- [Prompt]
Reproduce verbatim the records from the line containing "lift-icon[interactable] <box>1127 656" down to the line containing "tab-essential-sound[interactable]: Essential Sound", including both of those lines.

─── Recorded data

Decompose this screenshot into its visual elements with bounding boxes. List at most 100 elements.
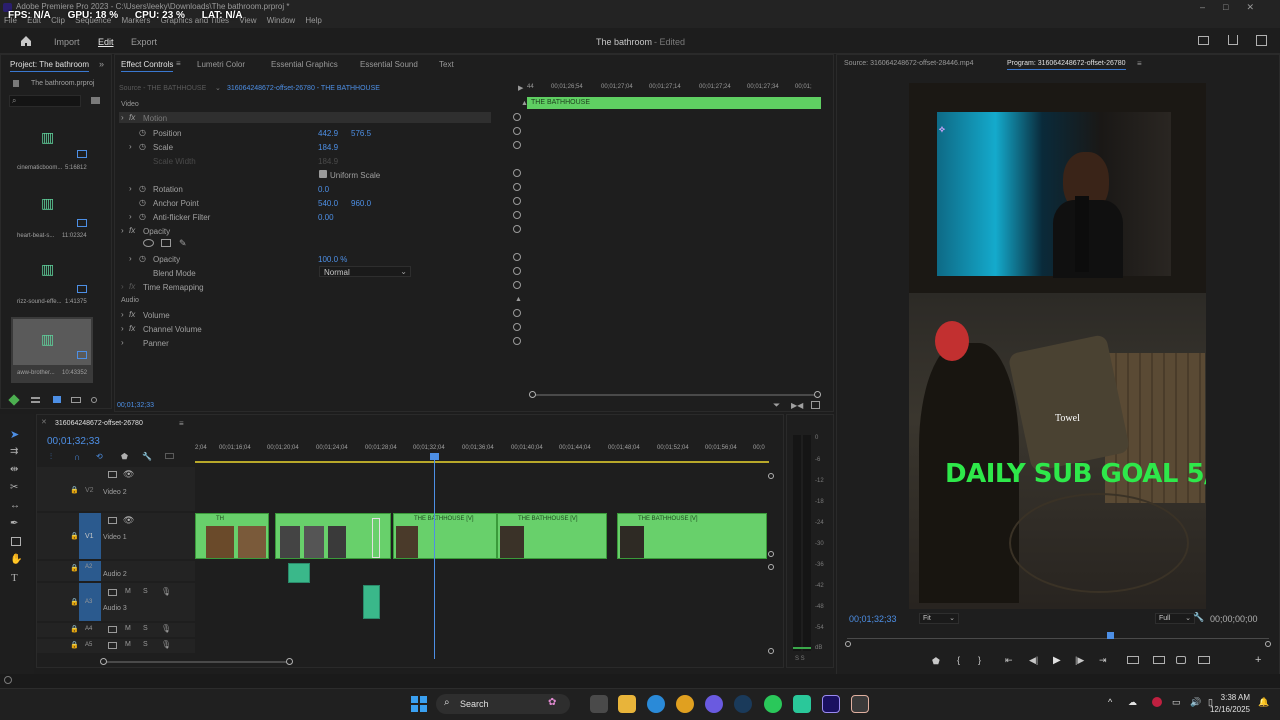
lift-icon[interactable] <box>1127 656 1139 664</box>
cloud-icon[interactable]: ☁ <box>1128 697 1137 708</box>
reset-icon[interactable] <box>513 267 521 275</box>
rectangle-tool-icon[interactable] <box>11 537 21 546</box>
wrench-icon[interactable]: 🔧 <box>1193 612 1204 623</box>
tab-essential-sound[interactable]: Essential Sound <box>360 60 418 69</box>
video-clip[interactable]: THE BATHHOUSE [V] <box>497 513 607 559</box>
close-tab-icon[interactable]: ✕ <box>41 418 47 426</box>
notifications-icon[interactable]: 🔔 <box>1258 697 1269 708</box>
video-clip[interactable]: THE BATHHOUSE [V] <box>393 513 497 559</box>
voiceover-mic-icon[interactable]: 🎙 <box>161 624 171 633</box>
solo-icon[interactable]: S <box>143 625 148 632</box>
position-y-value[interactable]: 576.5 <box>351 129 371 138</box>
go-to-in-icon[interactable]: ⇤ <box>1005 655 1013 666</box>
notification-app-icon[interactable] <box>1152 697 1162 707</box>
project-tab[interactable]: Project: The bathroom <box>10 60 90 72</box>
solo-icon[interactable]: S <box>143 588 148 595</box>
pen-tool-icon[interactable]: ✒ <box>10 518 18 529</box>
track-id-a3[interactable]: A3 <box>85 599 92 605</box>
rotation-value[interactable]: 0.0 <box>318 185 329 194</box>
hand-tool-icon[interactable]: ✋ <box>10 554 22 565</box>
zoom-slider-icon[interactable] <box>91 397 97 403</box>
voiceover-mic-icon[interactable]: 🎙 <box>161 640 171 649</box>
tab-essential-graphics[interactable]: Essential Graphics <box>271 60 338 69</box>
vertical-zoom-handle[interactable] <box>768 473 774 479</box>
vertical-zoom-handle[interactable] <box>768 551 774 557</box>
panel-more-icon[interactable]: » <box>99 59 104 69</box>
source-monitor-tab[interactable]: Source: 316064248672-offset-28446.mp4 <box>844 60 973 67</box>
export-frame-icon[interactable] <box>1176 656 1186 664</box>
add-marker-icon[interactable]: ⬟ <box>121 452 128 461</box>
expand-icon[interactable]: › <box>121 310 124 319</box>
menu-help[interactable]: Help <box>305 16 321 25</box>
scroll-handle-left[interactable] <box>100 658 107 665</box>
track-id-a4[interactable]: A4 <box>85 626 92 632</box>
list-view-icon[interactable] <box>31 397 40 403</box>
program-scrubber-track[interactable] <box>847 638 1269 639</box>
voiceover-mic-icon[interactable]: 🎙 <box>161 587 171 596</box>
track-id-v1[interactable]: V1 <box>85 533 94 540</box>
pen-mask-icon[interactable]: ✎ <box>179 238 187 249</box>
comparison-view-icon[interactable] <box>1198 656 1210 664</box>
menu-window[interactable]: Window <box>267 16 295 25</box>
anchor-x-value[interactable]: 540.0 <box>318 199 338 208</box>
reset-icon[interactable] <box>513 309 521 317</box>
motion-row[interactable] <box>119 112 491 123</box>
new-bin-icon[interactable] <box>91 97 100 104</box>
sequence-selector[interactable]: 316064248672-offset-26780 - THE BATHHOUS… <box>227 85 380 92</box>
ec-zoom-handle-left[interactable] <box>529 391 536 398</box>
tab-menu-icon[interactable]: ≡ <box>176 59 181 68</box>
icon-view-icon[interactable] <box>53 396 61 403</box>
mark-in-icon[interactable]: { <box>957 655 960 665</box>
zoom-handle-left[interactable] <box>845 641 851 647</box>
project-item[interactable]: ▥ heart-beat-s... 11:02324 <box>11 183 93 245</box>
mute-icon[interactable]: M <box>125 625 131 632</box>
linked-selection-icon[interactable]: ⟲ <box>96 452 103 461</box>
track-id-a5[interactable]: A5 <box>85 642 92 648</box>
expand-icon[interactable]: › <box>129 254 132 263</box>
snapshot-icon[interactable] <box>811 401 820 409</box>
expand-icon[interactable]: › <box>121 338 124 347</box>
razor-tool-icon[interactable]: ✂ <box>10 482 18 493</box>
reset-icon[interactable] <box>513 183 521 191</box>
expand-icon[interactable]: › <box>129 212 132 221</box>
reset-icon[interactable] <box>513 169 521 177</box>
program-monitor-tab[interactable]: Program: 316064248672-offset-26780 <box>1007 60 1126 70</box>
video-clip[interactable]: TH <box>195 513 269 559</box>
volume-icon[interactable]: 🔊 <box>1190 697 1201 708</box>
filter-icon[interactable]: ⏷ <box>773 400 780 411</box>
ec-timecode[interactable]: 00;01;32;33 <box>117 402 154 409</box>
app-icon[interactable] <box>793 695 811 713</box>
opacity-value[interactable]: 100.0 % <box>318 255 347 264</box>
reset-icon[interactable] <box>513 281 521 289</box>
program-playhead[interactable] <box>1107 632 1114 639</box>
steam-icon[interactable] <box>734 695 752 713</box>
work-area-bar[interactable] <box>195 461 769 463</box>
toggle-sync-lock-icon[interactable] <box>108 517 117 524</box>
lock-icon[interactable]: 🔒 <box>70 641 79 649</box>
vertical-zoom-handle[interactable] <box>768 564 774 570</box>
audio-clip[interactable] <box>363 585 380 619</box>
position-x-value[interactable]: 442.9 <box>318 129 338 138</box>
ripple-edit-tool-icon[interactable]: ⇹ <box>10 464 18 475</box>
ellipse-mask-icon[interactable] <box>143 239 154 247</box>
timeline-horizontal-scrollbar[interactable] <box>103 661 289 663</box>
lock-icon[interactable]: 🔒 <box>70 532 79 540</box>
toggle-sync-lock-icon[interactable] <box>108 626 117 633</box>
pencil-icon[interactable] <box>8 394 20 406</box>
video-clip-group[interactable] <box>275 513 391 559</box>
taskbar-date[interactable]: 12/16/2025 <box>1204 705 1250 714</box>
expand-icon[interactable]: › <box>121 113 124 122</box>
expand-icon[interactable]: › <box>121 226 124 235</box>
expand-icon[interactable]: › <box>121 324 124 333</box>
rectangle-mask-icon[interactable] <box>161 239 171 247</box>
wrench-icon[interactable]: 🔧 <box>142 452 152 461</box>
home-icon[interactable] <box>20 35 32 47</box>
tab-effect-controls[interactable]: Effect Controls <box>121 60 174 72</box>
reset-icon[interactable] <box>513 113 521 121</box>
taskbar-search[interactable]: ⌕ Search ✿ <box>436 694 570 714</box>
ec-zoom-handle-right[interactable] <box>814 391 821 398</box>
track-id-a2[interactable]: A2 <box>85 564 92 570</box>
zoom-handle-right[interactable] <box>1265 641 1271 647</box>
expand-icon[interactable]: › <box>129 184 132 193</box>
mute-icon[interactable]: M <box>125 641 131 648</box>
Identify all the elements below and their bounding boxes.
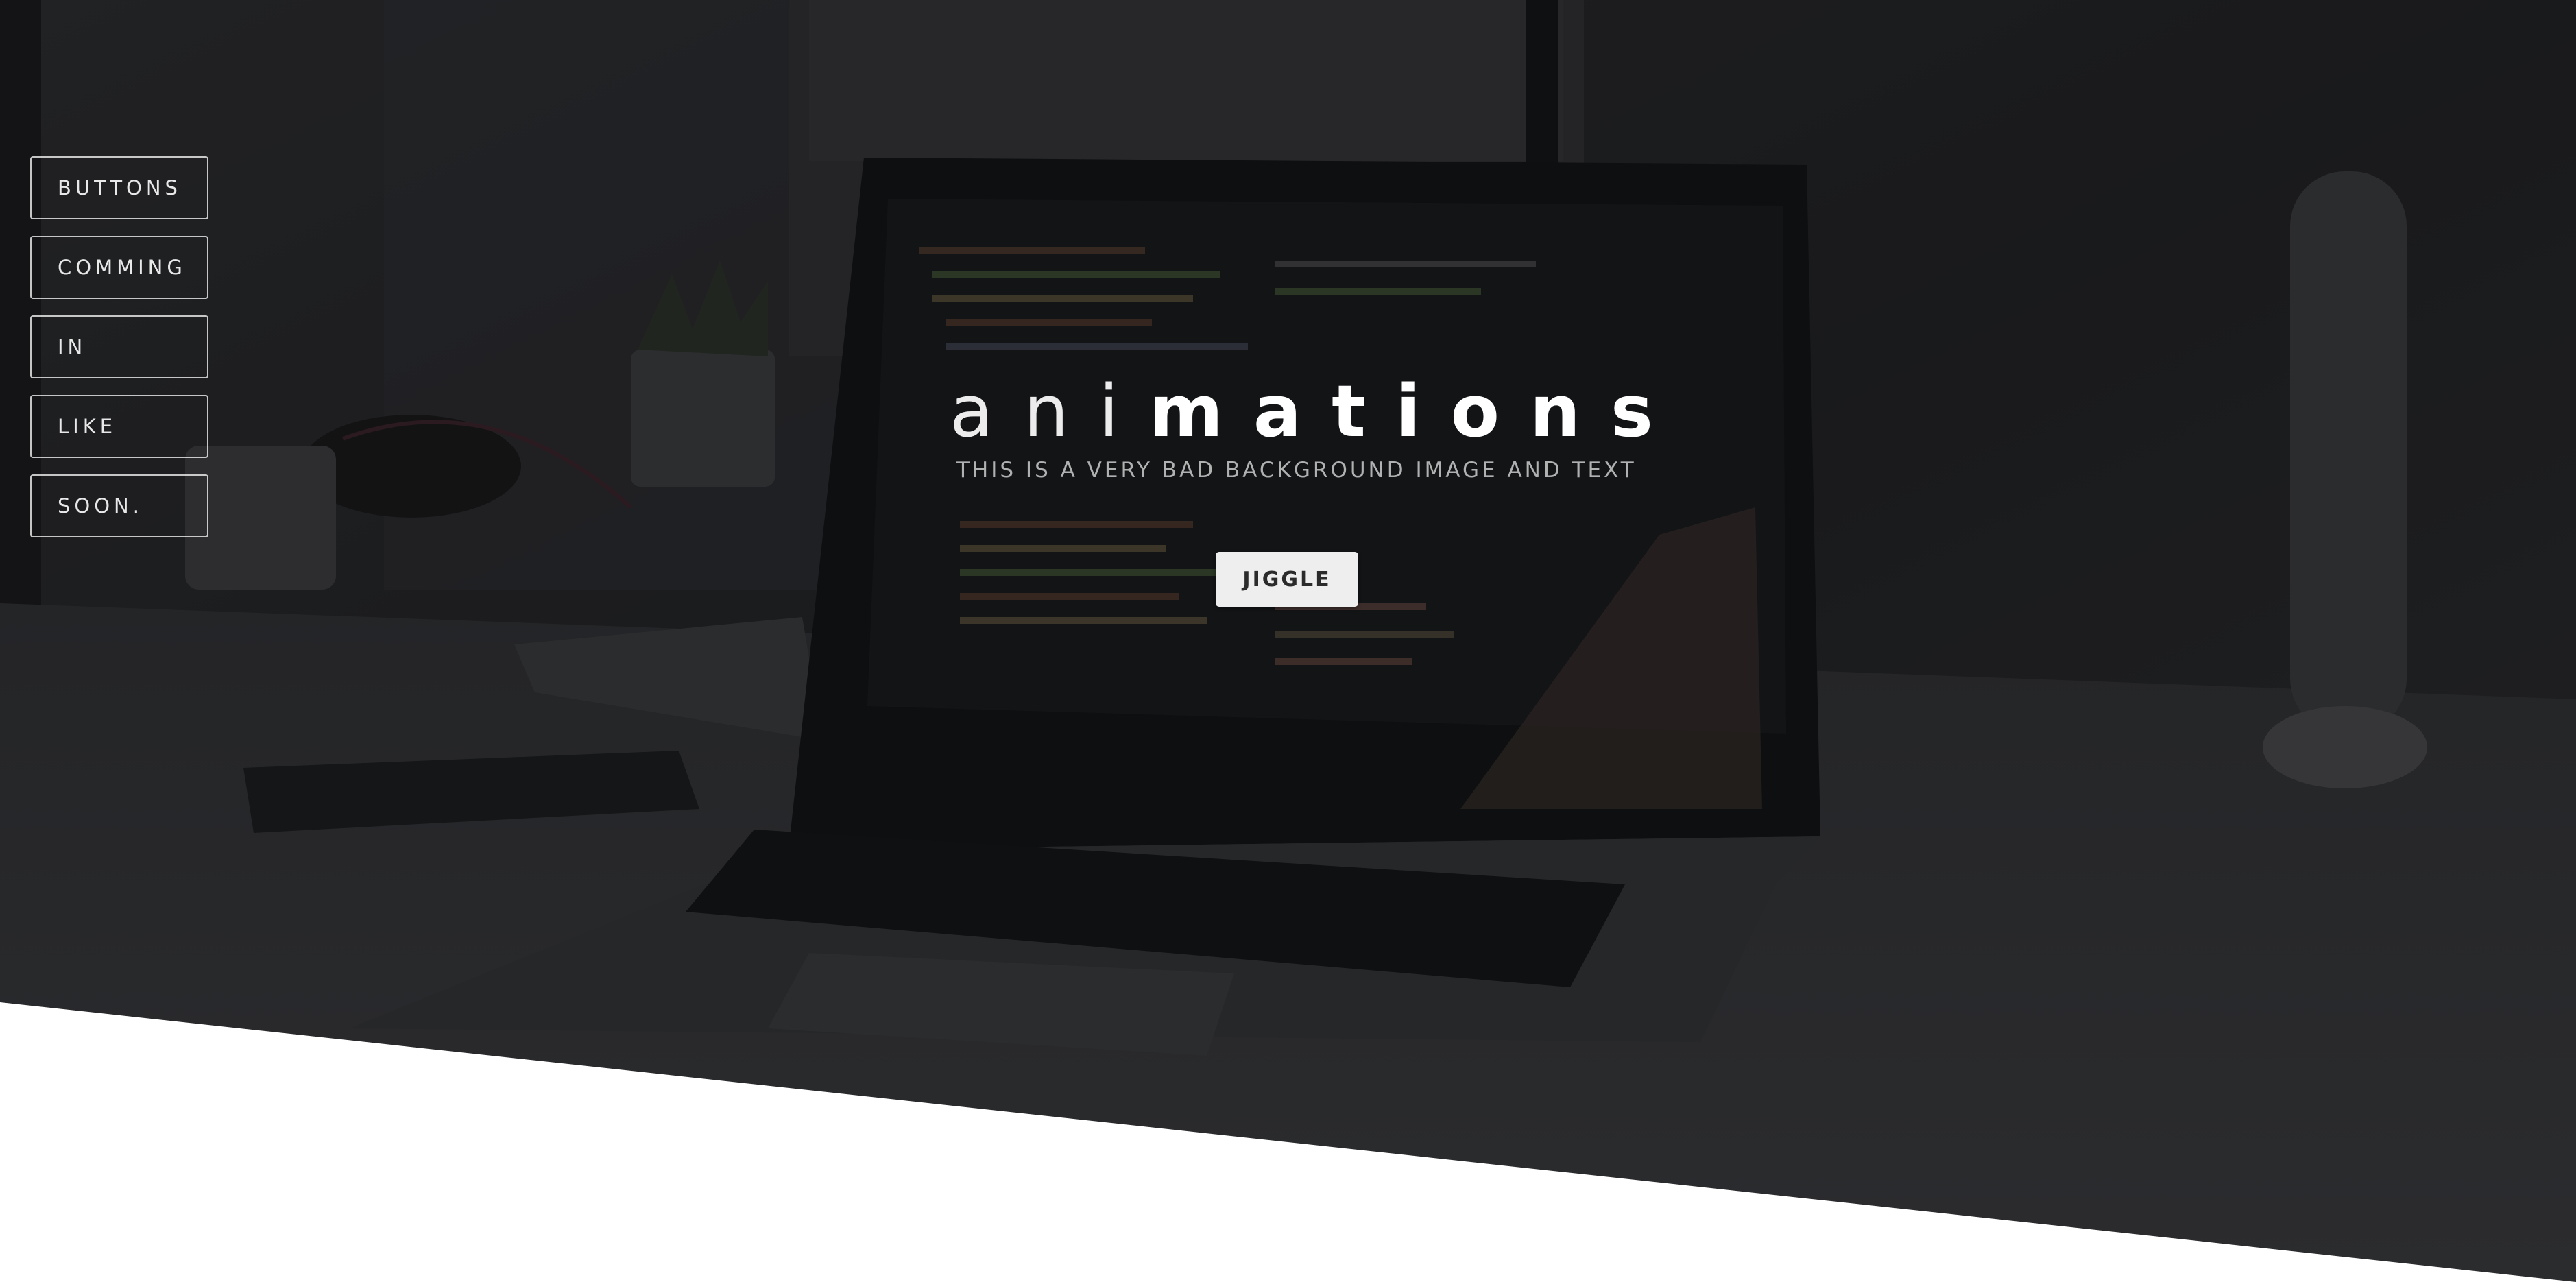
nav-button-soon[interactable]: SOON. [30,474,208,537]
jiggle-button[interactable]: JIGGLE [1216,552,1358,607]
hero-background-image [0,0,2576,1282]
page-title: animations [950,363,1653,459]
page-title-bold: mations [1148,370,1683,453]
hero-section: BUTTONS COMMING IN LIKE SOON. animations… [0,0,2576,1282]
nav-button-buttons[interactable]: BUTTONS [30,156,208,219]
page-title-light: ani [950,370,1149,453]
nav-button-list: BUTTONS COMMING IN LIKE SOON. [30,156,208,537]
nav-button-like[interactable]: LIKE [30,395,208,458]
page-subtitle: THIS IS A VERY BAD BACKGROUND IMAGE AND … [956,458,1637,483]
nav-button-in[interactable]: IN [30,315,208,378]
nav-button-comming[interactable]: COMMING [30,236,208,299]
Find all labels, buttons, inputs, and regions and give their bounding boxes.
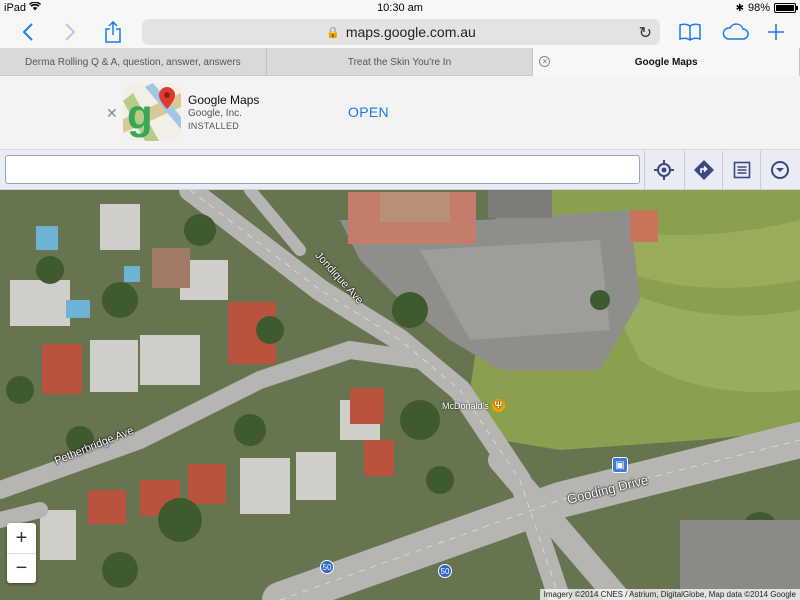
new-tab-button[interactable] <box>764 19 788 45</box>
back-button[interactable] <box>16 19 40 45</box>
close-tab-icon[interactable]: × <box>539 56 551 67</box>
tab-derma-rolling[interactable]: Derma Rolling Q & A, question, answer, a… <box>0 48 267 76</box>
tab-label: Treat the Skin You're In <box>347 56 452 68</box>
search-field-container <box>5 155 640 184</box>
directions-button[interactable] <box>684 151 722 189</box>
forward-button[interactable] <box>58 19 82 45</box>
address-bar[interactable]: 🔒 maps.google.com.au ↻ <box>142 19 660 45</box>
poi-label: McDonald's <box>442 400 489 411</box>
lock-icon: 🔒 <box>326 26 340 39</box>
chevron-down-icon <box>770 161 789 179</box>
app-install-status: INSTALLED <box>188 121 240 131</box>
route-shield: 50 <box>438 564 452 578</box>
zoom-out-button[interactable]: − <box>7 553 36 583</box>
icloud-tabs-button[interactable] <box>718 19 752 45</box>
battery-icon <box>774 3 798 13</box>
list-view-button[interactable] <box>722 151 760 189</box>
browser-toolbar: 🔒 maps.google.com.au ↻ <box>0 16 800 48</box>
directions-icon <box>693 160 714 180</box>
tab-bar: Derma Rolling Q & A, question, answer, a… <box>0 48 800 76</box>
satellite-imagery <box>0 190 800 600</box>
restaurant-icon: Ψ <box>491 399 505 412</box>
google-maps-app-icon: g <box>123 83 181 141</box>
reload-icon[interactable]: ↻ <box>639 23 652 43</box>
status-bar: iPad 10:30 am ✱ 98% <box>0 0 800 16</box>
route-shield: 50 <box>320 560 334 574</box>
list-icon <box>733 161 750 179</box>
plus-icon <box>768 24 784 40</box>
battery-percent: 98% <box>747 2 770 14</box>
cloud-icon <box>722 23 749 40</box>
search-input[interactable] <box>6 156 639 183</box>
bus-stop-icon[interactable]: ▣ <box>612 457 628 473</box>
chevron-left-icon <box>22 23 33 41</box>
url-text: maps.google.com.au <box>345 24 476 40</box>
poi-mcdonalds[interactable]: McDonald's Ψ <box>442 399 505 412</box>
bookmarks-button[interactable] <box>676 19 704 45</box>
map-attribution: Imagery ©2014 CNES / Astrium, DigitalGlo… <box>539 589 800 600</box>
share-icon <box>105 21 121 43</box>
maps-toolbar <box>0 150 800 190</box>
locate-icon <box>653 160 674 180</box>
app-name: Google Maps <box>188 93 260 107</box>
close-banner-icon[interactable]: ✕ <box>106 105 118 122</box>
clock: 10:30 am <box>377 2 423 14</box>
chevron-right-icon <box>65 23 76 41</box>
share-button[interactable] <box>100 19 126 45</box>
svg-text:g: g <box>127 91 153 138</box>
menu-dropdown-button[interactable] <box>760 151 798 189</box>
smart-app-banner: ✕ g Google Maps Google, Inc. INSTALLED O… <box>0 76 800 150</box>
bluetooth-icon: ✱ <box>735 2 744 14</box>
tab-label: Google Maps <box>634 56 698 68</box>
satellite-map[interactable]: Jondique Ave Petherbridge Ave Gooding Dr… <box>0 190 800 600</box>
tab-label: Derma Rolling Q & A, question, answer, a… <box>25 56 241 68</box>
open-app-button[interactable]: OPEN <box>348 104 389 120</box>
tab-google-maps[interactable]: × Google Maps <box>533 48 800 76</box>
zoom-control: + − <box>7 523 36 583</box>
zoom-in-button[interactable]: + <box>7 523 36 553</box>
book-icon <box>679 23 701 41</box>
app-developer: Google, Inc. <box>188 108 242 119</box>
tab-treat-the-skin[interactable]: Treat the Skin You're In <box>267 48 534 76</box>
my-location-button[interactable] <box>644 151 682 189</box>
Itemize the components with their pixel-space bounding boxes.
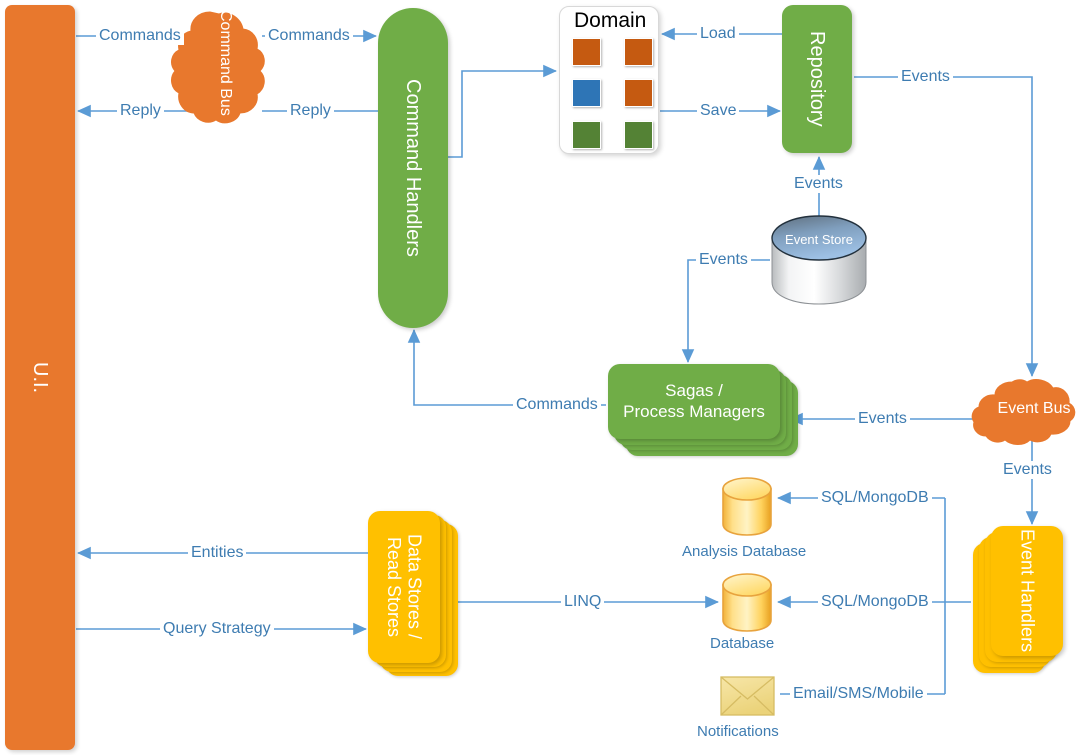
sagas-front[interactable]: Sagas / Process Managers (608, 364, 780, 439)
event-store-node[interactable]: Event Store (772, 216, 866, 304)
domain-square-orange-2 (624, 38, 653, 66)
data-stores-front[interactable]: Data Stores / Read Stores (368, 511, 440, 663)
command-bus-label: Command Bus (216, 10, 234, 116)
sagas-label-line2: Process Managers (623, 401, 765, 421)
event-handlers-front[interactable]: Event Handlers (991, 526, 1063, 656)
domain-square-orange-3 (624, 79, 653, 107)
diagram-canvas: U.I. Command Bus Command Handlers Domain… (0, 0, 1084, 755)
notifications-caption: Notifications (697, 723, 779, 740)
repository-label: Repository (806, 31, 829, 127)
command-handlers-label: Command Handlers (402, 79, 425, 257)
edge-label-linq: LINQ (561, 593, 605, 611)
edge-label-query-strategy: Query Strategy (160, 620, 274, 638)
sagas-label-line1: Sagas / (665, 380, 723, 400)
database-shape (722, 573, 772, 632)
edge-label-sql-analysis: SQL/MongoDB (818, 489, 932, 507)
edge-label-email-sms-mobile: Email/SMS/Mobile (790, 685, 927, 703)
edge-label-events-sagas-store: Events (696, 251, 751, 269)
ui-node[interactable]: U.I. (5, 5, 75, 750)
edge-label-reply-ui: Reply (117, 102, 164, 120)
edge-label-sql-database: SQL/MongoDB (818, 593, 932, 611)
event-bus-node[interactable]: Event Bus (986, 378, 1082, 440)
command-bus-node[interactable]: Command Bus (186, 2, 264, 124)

──────

- [Finished task]
lift-icon[interactable] <box>1127 656 1139 664</box>
cloud-icon[interactable]: ☁ <box>1128 697 1137 708</box>
reset-icon[interactable] <box>513 267 521 275</box>
rectangle-tool-icon[interactable] <box>11 537 21 546</box>
wrench-icon[interactable]: 🔧 <box>1193 612 1204 623</box>
tab-essential-sound[interactable]: Essential Sound <box>360 60 418 69</box>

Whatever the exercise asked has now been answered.